— WHAT IS ASKED —
Pictures do not belong in the copy; restate the records below word for word.

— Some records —
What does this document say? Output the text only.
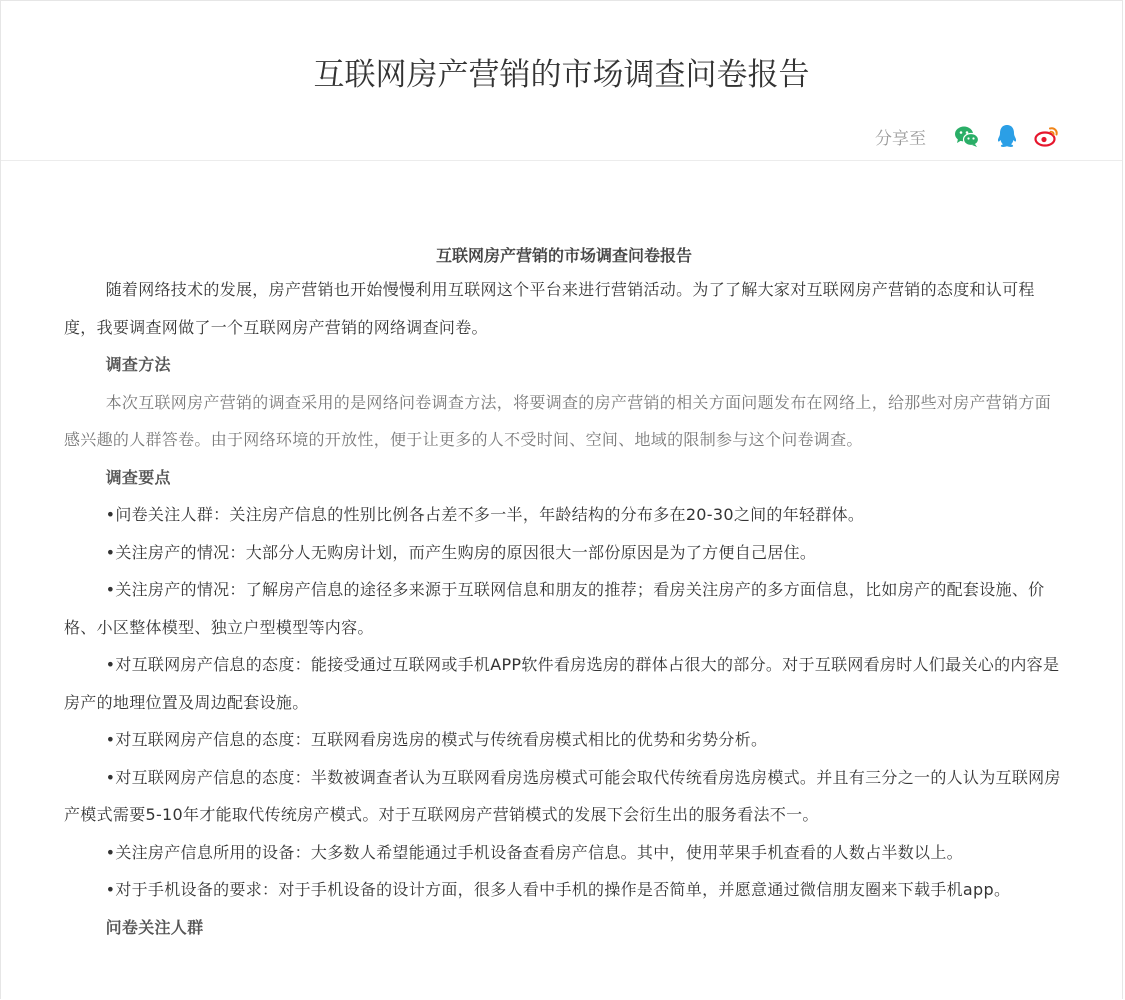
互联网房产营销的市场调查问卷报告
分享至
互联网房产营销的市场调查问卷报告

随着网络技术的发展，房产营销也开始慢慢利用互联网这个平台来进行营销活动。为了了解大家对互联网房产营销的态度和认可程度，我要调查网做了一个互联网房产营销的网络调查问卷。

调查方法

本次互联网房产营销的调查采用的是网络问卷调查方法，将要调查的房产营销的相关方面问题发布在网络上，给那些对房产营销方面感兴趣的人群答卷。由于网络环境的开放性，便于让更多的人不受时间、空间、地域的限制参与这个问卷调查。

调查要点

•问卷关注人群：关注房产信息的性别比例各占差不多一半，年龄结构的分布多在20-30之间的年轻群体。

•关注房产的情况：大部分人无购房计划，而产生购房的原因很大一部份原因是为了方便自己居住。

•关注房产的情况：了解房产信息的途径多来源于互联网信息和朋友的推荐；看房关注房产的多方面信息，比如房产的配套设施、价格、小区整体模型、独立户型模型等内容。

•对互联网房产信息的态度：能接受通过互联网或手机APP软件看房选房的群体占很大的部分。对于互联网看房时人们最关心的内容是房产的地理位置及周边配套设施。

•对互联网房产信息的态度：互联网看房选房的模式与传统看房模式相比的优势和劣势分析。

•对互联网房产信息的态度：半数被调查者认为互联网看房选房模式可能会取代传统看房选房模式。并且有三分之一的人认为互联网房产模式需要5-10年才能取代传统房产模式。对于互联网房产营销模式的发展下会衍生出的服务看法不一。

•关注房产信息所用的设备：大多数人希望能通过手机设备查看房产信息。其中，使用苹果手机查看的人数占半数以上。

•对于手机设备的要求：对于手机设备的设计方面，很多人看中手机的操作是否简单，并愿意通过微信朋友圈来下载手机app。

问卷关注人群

— TASK OUTPUT —
What does this document say? Output the text only.
互联网房产营销的市场调查问卷报告
分享至
互联网房产营销的市场调查问卷报告

随着网络技术的发展，房产营销也开始慢慢利用互联网这个平台来进行营销活动。为了了解大家对互联网房产营销的态度和认可程度，我要调查网做了一个互联网房产营销的网络调查问卷。

调查方法

本次互联网房产营销的调查采用的是网络问卷调查方法，将要调查的房产营销的相关方面问题发布在网络上，给那些对房产营销方面感兴趣的人群答卷。由于网络环境的开放性，便于让更多的人不受时间、空间、地域的限制参与这个问卷调查。

调查要点

•问卷关注人群：关注房产信息的性别比例各占差不多一半，年龄结构的分布多在20-30之间的年轻群体。

•关注房产的情况：大部分人无购房计划，而产生购房的原因很大一部份原因是为了方便自己居住。

•关注房产的情况：了解房产信息的途径多来源于互联网信息和朋友的推荐；看房关注房产的多方面信息，比如房产的配套设施、价格、小区整体模型、独立户型模型等内容。

•对互联网房产信息的态度：能接受通过互联网或手机APP软件看房选房的群体占很大的部分。对于互联网看房时人们最关心的内容是房产的地理位置及周边配套设施。

•对互联网房产信息的态度：互联网看房选房的模式与传统看房模式相比的优势和劣势分析。

•对互联网房产信息的态度：半数被调查者认为互联网看房选房模式可能会取代传统看房选房模式。并且有三分之一的人认为互联网房产模式需要5-10年才能取代传统房产模式。对于互联网房产营销模式的发展下会衍生出的服务看法不一。

•关注房产信息所用的设备：大多数人希望能通过手机设备查看房产信息。其中，使用苹果手机查看的人数占半数以上。

•对于手机设备的要求：对于手机设备的设计方面，很多人看中手机的操作是否简单，并愿意通过微信朋友圈来下载手机app。

问卷关注人群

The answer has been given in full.